§ **Task description**
Convert the listing, starting at its first line and ending at the line that contains "collapse-icon[interactable] — [22, 387, 35, 400]", into a Markdown table with a Row column for the row number and a Line column for the line itself, omitting blank lines.

— Start —

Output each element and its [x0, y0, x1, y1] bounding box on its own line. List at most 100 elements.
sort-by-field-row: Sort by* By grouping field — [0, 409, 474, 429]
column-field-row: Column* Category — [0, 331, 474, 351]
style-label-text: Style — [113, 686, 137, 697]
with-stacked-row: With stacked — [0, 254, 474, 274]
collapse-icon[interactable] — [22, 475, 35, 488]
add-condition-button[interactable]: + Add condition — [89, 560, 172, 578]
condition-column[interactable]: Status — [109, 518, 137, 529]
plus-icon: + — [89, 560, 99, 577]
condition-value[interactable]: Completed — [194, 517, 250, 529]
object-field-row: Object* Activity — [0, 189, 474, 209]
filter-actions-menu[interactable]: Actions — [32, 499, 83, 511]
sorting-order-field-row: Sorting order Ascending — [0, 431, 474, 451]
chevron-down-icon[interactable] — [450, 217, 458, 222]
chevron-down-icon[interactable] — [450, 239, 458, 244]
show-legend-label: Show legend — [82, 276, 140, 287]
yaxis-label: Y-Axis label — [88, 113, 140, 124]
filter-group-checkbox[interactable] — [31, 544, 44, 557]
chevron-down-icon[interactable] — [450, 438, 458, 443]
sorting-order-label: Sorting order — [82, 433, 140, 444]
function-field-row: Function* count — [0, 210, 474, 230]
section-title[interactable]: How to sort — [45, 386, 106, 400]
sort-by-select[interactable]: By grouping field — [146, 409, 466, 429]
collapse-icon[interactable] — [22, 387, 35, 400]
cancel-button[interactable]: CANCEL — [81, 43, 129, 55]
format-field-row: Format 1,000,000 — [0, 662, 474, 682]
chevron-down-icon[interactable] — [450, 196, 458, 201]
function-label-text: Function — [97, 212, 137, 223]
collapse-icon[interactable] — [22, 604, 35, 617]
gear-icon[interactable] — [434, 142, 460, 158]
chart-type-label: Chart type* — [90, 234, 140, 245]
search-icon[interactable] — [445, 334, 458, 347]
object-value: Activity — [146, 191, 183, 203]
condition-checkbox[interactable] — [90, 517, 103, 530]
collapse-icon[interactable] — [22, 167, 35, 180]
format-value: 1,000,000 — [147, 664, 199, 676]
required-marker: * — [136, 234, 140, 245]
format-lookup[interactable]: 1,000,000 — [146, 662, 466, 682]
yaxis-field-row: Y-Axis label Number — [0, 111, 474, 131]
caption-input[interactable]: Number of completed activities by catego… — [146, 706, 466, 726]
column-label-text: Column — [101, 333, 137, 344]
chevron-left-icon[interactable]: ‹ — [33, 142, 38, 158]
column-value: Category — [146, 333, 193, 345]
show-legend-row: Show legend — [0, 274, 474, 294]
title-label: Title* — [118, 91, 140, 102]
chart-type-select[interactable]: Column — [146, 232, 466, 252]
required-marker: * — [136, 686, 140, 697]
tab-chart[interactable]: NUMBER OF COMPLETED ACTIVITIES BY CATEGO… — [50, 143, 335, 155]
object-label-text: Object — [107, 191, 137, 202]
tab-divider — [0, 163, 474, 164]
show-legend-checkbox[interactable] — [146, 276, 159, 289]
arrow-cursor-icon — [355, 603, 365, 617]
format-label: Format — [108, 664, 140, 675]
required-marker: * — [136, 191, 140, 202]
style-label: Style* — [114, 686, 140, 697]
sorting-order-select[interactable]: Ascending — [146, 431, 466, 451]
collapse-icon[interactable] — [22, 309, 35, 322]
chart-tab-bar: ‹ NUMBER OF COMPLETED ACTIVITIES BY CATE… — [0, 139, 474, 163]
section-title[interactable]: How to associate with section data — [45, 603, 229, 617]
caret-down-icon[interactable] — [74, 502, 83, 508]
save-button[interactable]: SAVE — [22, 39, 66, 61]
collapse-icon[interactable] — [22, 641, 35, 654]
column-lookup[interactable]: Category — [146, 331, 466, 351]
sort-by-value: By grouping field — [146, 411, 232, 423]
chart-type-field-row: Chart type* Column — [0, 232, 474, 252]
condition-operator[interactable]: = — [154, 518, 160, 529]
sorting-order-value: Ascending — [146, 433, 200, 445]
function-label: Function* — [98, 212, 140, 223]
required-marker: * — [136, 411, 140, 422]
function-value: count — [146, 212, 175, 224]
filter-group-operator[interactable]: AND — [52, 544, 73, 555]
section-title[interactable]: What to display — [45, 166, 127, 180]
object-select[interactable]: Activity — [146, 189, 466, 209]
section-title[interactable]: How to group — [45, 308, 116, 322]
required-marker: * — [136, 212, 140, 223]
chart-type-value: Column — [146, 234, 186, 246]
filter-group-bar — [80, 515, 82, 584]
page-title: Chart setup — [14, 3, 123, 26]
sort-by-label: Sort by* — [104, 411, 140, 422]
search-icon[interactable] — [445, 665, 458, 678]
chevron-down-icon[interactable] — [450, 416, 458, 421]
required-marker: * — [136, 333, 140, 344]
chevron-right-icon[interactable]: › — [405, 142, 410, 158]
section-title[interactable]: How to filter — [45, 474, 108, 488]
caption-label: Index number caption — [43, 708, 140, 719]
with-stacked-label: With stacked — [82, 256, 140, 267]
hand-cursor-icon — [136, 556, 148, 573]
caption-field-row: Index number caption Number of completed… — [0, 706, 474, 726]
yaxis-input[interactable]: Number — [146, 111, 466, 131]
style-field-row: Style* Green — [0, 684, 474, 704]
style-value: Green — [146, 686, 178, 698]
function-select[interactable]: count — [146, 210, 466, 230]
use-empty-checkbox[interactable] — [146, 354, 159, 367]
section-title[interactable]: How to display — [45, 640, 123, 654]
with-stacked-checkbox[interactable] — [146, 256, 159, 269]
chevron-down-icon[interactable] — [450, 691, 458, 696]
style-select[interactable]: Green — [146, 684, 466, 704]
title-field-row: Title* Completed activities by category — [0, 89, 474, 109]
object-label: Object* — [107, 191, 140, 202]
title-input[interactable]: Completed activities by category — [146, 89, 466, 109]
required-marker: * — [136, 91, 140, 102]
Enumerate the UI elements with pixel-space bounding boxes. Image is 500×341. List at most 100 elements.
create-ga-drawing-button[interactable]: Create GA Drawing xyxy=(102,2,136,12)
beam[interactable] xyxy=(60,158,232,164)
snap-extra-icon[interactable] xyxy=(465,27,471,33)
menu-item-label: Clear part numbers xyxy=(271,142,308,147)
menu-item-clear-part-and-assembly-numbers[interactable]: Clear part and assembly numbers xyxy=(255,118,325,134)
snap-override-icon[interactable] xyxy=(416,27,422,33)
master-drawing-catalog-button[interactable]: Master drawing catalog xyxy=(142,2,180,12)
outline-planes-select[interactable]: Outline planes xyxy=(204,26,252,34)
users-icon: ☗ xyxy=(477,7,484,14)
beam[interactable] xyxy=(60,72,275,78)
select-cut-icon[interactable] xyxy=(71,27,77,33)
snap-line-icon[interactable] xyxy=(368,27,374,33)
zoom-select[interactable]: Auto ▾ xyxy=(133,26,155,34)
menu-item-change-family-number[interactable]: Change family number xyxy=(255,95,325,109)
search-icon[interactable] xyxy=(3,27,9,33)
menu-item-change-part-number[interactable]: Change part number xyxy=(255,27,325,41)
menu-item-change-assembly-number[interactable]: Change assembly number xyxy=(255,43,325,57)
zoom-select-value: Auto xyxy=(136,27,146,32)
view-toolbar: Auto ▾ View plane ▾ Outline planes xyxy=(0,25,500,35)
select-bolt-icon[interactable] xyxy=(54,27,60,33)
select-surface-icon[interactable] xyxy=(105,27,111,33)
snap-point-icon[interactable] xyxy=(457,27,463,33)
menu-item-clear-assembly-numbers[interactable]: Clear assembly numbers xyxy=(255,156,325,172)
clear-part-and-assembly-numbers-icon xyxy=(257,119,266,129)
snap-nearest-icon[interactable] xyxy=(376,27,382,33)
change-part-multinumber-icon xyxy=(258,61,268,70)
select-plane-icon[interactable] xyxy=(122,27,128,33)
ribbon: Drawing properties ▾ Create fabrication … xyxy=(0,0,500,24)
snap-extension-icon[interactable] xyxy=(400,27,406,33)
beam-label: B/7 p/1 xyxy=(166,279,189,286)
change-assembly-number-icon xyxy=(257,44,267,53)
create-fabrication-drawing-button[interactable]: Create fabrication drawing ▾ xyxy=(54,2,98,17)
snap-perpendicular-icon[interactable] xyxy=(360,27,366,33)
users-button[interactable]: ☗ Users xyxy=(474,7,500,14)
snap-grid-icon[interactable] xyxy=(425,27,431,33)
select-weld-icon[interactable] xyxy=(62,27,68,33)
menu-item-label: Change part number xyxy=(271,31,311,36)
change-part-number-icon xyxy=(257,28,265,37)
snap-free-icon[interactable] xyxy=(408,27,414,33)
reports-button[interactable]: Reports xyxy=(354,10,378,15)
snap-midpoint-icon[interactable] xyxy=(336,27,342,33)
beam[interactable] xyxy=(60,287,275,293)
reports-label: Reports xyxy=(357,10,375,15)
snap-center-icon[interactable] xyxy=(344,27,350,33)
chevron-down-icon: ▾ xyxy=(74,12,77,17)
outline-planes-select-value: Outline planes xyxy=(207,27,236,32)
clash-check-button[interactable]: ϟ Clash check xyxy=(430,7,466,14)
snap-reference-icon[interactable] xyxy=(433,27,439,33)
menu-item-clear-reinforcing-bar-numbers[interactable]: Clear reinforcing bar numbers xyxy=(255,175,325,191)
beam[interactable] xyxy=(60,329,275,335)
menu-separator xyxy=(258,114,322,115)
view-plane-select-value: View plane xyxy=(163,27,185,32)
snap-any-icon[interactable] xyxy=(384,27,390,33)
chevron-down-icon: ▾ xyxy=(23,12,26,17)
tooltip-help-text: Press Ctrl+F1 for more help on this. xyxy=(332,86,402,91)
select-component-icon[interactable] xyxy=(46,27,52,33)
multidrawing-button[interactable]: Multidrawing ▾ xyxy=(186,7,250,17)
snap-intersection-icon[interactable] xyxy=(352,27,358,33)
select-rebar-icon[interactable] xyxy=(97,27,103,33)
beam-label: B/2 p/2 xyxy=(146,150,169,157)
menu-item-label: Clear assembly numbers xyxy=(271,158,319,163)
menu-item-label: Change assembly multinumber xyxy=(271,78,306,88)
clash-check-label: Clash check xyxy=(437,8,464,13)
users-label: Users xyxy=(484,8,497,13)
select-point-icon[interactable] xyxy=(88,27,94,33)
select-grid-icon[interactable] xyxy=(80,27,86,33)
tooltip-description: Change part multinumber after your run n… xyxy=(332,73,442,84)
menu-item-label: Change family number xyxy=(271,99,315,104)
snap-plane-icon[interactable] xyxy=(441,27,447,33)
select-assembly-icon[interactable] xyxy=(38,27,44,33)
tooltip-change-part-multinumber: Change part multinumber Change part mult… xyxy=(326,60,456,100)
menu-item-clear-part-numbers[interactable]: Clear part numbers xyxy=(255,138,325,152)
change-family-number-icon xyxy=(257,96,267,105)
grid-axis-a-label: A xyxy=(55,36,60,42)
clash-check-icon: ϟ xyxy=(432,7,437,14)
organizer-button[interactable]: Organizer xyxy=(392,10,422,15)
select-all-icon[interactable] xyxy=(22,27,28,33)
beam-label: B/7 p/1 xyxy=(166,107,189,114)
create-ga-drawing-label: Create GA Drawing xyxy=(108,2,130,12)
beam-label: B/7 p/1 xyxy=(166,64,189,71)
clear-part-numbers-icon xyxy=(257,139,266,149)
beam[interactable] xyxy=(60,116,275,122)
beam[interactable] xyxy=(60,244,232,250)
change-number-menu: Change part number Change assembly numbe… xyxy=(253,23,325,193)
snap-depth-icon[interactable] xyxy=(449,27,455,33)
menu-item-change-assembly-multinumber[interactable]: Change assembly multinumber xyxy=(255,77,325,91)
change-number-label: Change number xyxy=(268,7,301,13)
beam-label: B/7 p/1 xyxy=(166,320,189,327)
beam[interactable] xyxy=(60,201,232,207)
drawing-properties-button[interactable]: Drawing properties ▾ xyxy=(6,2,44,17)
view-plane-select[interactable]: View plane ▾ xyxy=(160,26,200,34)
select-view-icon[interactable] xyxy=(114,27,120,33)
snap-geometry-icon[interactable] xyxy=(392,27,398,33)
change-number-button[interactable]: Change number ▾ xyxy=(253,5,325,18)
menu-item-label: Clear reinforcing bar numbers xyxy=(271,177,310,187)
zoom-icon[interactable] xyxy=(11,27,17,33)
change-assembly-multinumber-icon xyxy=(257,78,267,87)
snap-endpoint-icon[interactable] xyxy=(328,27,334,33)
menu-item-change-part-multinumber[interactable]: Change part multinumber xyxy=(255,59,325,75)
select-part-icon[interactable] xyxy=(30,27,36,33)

— End —

§ **Correct response**
| Row | Line |
|---|---|
| 1 | Output each element and its [x0, y0, x1, y1] bounding box on its own line. List at most 100 elements. |
| 2 | sort-by-field-row: Sort by* By grouping field — [0, 409, 474, 429] |
| 3 | column-field-row: Column* Category — [0, 331, 474, 351] |
| 4 | style-label-text: Style — [113, 686, 137, 697] |
| 5 | with-stacked-row: With stacked — [0, 254, 474, 274] |
| 6 | collapse-icon[interactable] — [22, 475, 35, 488] |
| 7 | add-condition-button[interactable]: + Add condition — [89, 560, 172, 578] |
| 8 | condition-column[interactable]: Status — [109, 518, 137, 529] |
| 9 | plus-icon: + — [89, 560, 99, 577] |
| 10 | condition-value[interactable]: Completed — [194, 517, 250, 529] |
| 11 | object-field-row: Object* Activity — [0, 189, 474, 209] |
| 12 | filter-actions-menu[interactable]: Actions — [32, 499, 83, 511] |
| 13 | sorting-order-field-row: Sorting order Ascending — [0, 431, 474, 451] |
| 14 | chevron-down-icon[interactable] — [450, 217, 458, 222] |
| 15 | chevron-down-icon[interactable] — [450, 239, 458, 244] |
| 16 | show-legend-label: Show legend — [82, 276, 140, 287] |
| 17 | yaxis-label: Y-Axis label — [88, 113, 140, 124] |
| 18 | filter-group-checkbox[interactable] — [31, 544, 44, 557] |
| 19 | chevron-down-icon[interactable] — [450, 438, 458, 443] |
| 20 | sorting-order-label: Sorting order — [82, 433, 140, 444] |
| 21 | function-field-row: Function* count — [0, 210, 474, 230] |
| 22 | section-title[interactable]: How to sort — [45, 386, 106, 400] |
| 23 | sort-by-select[interactable]: By grouping field — [146, 409, 466, 429] |
| 24 | collapse-icon[interactable] — [22, 387, 35, 400] |